— start GIVEN DATA —
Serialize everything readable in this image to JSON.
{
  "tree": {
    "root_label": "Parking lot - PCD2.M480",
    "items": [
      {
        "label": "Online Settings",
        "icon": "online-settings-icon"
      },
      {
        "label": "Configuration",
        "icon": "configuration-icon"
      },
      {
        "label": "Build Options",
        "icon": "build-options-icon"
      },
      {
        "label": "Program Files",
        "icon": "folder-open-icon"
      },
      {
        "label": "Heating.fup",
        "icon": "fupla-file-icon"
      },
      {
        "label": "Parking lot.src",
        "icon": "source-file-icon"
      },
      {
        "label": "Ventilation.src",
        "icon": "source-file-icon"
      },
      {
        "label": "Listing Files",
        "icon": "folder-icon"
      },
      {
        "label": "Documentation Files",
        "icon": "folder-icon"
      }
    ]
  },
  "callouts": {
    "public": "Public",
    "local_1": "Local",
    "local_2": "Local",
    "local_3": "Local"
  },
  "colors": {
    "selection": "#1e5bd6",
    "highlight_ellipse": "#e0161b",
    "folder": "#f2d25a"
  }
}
— end GIVEN DATA —
:: TASK INSTRUCTIONS ::
From the preceding material, extract every line exactly.

:: RESPONSE BELOW ::
Serialize everything readable in this image to JSON.
{
  "tree": {
    "root_label": "Parking lot - PCD2.M480",
    "items": [
      {
        "label": "Online Settings",
        "icon": "online-settings-icon"
      },
      {
        "label": "Configuration",
        "icon": "configuration-icon"
      },
      {
        "label": "Build Options",
        "icon": "build-options-icon"
      },
      {
        "label": "Program Files",
        "icon": "folder-open-icon"
      },
      {
        "label": "Heating.fup",
        "icon": "fupla-file-icon"
      },
      {
        "label": "Parking lot.src",
        "icon": "source-file-icon"
      },
      {
        "label": "Ventilation.src",
        "icon": "source-file-icon"
      },
      {
        "label": "Listing Files",
        "icon": "folder-icon"
      },
      {
        "label": "Documentation Files",
        "icon": "folder-icon"
      }
    ]
  },
  "callouts": {
    "public": "Public",
    "local_1": "Local",
    "local_2": "Local",
    "local_3": "Local"
  },
  "colors": {
    "selection": "#1e5bd6",
    "highlight_ellipse": "#e0161b",
    "folder": "#f2d25a"
  }
}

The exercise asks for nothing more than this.